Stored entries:
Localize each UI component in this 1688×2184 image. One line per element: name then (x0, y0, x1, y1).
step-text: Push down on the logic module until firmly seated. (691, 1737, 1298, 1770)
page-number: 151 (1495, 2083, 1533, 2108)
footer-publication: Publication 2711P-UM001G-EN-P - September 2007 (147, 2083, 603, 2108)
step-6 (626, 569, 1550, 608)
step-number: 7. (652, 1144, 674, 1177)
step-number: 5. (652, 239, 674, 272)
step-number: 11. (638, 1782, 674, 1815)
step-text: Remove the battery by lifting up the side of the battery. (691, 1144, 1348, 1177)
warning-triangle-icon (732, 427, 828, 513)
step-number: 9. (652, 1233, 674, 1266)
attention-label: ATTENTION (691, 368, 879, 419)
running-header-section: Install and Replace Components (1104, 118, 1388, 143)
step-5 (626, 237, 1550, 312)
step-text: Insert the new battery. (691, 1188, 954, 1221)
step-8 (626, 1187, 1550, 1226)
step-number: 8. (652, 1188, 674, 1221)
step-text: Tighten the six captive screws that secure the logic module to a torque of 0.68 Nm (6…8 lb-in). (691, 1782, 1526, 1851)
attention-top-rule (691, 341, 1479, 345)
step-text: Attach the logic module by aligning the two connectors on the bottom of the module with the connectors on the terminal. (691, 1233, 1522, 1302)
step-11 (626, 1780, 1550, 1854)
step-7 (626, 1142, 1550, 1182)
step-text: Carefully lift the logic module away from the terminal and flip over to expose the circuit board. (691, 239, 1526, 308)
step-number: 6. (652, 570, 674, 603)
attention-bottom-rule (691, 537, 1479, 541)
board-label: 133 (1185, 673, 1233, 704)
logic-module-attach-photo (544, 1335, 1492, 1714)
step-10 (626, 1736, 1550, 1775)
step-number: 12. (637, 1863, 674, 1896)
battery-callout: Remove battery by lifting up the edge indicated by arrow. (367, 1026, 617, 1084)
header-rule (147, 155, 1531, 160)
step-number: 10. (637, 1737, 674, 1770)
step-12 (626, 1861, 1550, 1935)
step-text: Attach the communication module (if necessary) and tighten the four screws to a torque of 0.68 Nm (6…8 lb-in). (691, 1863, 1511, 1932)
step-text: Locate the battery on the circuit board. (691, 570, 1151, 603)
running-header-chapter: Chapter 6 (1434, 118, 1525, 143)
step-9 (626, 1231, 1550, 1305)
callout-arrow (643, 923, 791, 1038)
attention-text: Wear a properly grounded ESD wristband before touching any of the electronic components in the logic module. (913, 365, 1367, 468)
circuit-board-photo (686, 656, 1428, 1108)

*TASK REQUIREMENTS:*
Reproduce every line of the material above verbatim, from the first line to the last.

*RESPONSE:*
Localize each UI component in this 1688×2184 image. One line per element: name then (x0, y0, x1, y1).
step-text: Push down on the logic module until firmly seated. (691, 1737, 1298, 1770)
page-number: 151 (1495, 2083, 1533, 2108)
footer-publication: Publication 2711P-UM001G-EN-P - September 2007 (147, 2083, 603, 2108)
step-6 (626, 569, 1550, 608)
step-number: 7. (652, 1144, 674, 1177)
step-number: 5. (652, 239, 674, 272)
step-number: 11. (638, 1782, 674, 1815)
step-text: Remove the battery by lifting up the side of the battery. (691, 1144, 1348, 1177)
warning-triangle-icon (732, 427, 828, 513)
step-number: 9. (652, 1233, 674, 1266)
attention-label: ATTENTION (691, 368, 879, 419)
running-header-section: Install and Replace Components (1104, 118, 1388, 143)
step-5 (626, 237, 1550, 312)
step-text: Insert the new battery. (691, 1188, 954, 1221)
step-8 (626, 1187, 1550, 1226)
step-number: 8. (652, 1188, 674, 1221)
step-text: Tighten the six captive screws that secure the logic module to a torque of 0.68 Nm (6…8 lb-in). (691, 1782, 1526, 1851)
attention-top-rule (691, 341, 1479, 345)
step-text: Attach the logic module by aligning the two connectors on the bottom of the module with the connectors on the terminal. (691, 1233, 1522, 1302)
step-11 (626, 1780, 1550, 1854)
step-7 (626, 1142, 1550, 1182)
step-text: Carefully lift the logic module away from the terminal and flip over to expose the circuit board. (691, 239, 1526, 308)
step-number: 6. (652, 570, 674, 603)
attention-bottom-rule (691, 537, 1479, 541)
board-label: 133 (1185, 673, 1233, 704)
logic-module-attach-photo (544, 1335, 1492, 1714)
step-10 (626, 1736, 1550, 1775)
step-number: 12. (637, 1863, 674, 1896)
battery-callout: Remove battery by lifting up the edge indicated by arrow. (367, 1026, 617, 1084)
header-rule (147, 155, 1531, 160)
step-number: 10. (637, 1737, 674, 1770)
step-12 (626, 1861, 1550, 1935)
step-text: Attach the communication module (if necessary) and tighten the four screws to a torque of 0.68 Nm (6…8 lb-in). (691, 1863, 1511, 1932)
step-text: Locate the battery on the circuit board. (691, 570, 1151, 603)
running-header-chapter: Chapter 6 (1434, 118, 1525, 143)
step-9 (626, 1231, 1550, 1305)
callout-arrow (643, 923, 791, 1038)
attention-text: Wear a properly grounded ESD wristband before touching any of the electronic components in the logic module. (913, 365, 1367, 468)
circuit-board-photo (686, 656, 1428, 1108)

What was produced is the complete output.